**WHAT YOU HAVE TO DO**
Extract the records below word for word and ignore the images.

**THE INPUT**
++++++++++

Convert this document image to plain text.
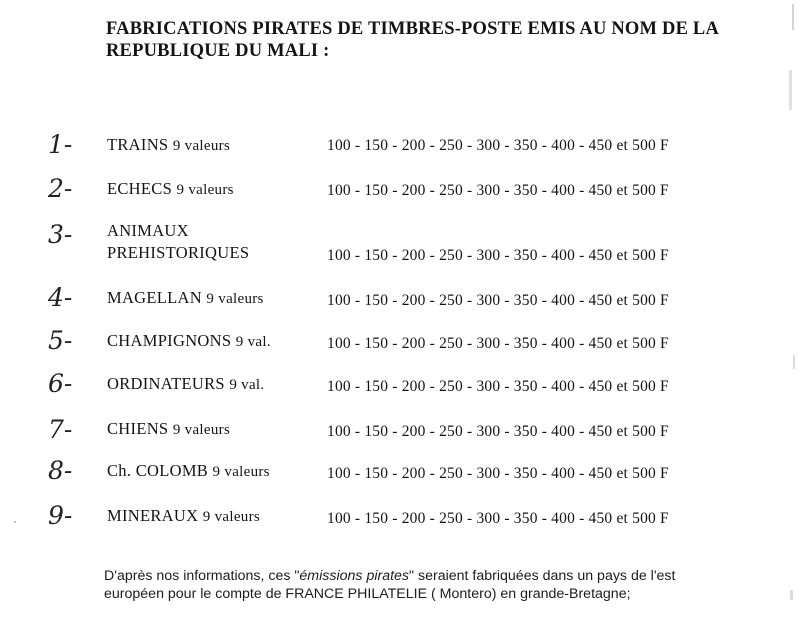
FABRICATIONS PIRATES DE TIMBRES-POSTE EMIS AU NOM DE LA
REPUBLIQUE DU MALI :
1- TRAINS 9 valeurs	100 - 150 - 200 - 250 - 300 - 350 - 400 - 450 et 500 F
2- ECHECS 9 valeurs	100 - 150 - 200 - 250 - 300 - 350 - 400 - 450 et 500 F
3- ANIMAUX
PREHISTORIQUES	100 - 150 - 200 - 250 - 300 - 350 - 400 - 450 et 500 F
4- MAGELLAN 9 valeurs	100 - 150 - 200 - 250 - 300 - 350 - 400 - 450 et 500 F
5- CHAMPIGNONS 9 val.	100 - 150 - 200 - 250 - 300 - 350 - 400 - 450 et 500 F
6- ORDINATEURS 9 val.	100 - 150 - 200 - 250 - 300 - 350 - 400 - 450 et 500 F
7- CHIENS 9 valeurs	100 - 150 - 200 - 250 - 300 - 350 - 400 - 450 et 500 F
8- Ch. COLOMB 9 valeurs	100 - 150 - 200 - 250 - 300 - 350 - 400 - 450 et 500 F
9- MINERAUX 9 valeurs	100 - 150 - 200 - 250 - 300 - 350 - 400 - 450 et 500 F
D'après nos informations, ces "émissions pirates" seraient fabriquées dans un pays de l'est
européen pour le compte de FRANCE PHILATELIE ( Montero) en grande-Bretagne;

++++++++++

**FINAL ANSWER**
Convert this document image to plain text.
FABRICATIONS PIRATES DE TIMBRES-POSTE EMIS AU NOM DE LA
REPUBLIQUE DU MALI :
1- TRAINS 9 valeurs	100 - 150 - 200 - 250 - 300 - 350 - 400 - 450 et 500 F
2- ECHECS 9 valeurs	100 - 150 - 200 - 250 - 300 - 350 - 400 - 450 et 500 F
3- ANIMAUX
PREHISTORIQUES	100 - 150 - 200 - 250 - 300 - 350 - 400 - 450 et 500 F
4- MAGELLAN 9 valeurs	100 - 150 - 200 - 250 - 300 - 350 - 400 - 450 et 500 F
5- CHAMPIGNONS 9 val.	100 - 150 - 200 - 250 - 300 - 350 - 400 - 450 et 500 F
6- ORDINATEURS 9 val.	100 - 150 - 200 - 250 - 300 - 350 - 400 - 450 et 500 F
7- CHIENS 9 valeurs	100 - 150 - 200 - 250 - 300 - 350 - 400 - 450 et 500 F
8- Ch. COLOMB 9 valeurs	100 - 150 - 200 - 250 - 300 - 350 - 400 - 450 et 500 F
9- MINERAUX 9 valeurs	100 - 150 - 200 - 250 - 300 - 350 - 400 - 450 et 500 F
D'après nos informations, ces "émissions pirates" seraient fabriquées dans un pays de l'est
européen pour le compte de FRANCE PHILATELIE ( Montero) en grande-Bretagne;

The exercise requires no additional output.